▶ **Tasks and exercises**
[a] Answer these questions about the text on SAGE and the Joint Bio-Security Centre:
(i) Who does the text name as the UK Chief Scientific Officer?
(ii) In what month and year was SAGE replaced?
(iii) What budget has the new group been given?
[b] Update the text on SAGE and the Joint Bio-Security Centre, starting at the words "The Scientific and" and stopping after "also controversially attended.". Put "press" in place of "media".
[c] Write what comes next in the text on SAGE and the Joint Bio-Security Centre, picking up after its last sentence.

(Source extract begins)

The Scientific and Advisory Group for Emergencies (SAGE) in the UK, was for a while the secret group, advising the UK government of matters relating to COVID19. After pressure from the media, the members were revealed and minutes of their meetings published. The group included Dr Patrick Vallance, the UK Chief Scientific Officer and ex board member of GlaxoSmithKline, the world’s biggest vaccine maker, a number of behavioural scientists and tech and data experts. Dominic Cummings, the Prime Minister’s chief advisor, and not a scientist, also controversially attended.
In May 2020 SAGE was quietly replaced by a new group driving government policy: the Joint Bio-Security Centre (JBC), an even more secret group. The group has been allocated a budget of £9 Billion and charged with setting policy for COVID19 and “other future similar disease threats”. It is said that it will work similarly to the Joint Terrorism Analysis Centre (JTAC) which analyses terrorism threats and sets threat levels. According to the article on May 12th, by the charity, the Institute for Government:
“The government has said this centre will lead a new biosecurity monitoring system. It will bring together experts on disease incidence and control (epidemiologists) with other analysts from across government to give ministers, via the chief medical officer, joined up advice on decisions about managing the disease.”

(Source extract ends)
(Given information begins)

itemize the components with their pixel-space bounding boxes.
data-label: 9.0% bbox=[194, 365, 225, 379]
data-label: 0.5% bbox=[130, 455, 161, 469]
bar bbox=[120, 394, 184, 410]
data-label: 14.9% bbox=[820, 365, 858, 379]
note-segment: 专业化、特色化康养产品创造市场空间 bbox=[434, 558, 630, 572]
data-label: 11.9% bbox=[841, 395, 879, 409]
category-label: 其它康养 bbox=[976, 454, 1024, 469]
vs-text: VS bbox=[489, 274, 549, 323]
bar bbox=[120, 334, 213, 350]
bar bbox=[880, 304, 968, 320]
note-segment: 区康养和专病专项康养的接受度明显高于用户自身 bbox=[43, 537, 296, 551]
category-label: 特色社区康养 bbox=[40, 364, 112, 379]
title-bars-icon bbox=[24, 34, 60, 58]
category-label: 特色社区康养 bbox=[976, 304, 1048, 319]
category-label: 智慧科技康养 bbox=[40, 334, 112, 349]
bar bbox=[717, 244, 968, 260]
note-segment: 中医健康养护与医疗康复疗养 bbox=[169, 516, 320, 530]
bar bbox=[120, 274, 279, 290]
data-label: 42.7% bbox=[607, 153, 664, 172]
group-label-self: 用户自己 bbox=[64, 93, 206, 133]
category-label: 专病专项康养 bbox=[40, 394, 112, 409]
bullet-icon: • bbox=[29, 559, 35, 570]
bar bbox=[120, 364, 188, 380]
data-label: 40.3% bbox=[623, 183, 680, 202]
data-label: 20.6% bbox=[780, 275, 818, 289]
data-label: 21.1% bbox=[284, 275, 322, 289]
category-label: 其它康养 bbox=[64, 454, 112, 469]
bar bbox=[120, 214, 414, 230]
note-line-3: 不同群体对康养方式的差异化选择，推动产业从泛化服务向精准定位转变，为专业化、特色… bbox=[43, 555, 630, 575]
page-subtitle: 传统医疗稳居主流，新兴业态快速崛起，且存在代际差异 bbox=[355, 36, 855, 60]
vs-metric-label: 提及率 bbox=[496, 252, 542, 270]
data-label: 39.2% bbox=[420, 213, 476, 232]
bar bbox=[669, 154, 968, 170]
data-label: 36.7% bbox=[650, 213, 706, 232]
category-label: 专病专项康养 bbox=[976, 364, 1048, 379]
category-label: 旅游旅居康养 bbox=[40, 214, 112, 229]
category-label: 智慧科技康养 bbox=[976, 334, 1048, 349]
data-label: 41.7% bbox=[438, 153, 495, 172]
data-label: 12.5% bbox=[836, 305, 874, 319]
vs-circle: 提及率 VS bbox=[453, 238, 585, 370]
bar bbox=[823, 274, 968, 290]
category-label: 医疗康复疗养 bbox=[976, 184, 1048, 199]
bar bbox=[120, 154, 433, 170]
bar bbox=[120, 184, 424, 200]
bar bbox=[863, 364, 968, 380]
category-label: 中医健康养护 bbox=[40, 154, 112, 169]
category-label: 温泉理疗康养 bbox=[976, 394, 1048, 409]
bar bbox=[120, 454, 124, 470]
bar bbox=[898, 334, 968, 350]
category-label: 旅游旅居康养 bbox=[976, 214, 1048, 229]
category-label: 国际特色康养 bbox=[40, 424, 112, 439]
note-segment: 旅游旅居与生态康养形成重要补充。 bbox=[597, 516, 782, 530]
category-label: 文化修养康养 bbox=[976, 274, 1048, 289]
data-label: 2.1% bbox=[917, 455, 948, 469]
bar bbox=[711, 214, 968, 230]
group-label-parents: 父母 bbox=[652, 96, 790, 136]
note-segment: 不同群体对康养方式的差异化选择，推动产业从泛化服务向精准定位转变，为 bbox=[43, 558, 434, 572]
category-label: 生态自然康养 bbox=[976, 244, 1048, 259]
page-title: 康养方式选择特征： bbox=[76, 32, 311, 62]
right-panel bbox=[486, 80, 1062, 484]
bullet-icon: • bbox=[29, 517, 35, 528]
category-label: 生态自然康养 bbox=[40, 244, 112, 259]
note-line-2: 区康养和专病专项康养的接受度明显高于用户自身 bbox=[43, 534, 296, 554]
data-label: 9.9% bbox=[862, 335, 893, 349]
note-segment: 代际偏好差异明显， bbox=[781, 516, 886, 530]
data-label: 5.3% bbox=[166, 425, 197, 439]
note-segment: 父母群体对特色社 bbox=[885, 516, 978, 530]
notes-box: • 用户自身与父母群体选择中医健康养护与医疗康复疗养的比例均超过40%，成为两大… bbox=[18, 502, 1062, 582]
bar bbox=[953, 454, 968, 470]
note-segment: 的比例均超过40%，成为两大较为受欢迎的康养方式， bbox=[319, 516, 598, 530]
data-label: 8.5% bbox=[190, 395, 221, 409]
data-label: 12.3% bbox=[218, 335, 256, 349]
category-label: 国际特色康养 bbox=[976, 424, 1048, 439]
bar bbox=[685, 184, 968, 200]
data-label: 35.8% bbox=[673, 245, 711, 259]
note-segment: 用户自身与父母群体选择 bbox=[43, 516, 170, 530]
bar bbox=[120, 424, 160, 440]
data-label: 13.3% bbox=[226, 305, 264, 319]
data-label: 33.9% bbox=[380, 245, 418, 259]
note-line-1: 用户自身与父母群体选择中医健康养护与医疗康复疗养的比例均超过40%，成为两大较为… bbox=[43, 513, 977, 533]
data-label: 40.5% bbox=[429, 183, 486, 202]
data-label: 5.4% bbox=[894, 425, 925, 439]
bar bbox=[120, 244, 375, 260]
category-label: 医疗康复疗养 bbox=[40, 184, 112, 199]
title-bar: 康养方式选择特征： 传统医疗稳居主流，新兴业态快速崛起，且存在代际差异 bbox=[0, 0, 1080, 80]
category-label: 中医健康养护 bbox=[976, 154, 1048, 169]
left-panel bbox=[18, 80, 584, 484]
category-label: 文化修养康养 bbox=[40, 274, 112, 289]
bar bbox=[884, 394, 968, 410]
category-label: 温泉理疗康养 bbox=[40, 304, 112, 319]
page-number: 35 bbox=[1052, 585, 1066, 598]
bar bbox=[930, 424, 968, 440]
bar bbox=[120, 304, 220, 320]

(Given information ends)

▶ **Replies**
[a]
(i) Dr Patrick Vallance
(ii) May 2020
(iii) £9 Billion

[b]
The Scientific and Advisory Group for Emergencies (SAGE) in the UK, was for a while the secret group, advising the UK government of matters relating to COVID19. After pressure from the press, the members were revealed and minutes of their meetings published. The group included Dr Patrick Vallance, the UK Chief Scientific Officer and ex board member of GlaxoSmithKline, the world’s biggest vaccine maker, a number of behavioural scientists and tech and data experts. Dominic Cummings, the Prime Minister’s chief advisor, and not a scientist, also controversially attended.

[c]
“The centre will have two main jobs. The first is as an independent analytical function to provide real-time analysis about infection outbreaks. It will look in detail to identify and respond to outbreaks of Covid-19 as they arise. The centre will collect data about the prevalence of the disease and analyse that data to understand infection rates across the country.
Its second job is to advise on how the government should respond to spikes in infections – for example by closing schools or workplaces in local areas where infection levels have risen. Should UK government ministers decide to impose different restrictions in different areas and regions across England, it will be on the advice of the JBC.
In June the government announced that Dr Clare Gardiner, a director at the National Cyber Security Centre with a background in medical statistics and epidemiology, would head up the centre. She takes over from Home Office official Tom Hurd, who briefly led the JBC in its early phase. The government has not announced the wider membership or staffing of the JBC. If it follows a model used by many other independent bodies it could be staffed by civil servants and informed by a standing team of experts.
The government has also said that it will consider whether the JBC should form part of an extended and ongoing infrastructure to address biosecurity threats. SAGE is an ad hoc grouping with a changing membership to deal with a wide variety of emergencies.
The government has not yet said what the new centre will publish or how transparently it will operate, beyond saying that the new Covid-19 alert level will “communicate the current level of risk clearly to the public”.
The article also stated that the JBC will take a more active role than SAGE in advising ministers on other disease outbreaks. It sits within the Test and Trace service in the new Ministry of Health and Social Care, that recently replaced Public Health England.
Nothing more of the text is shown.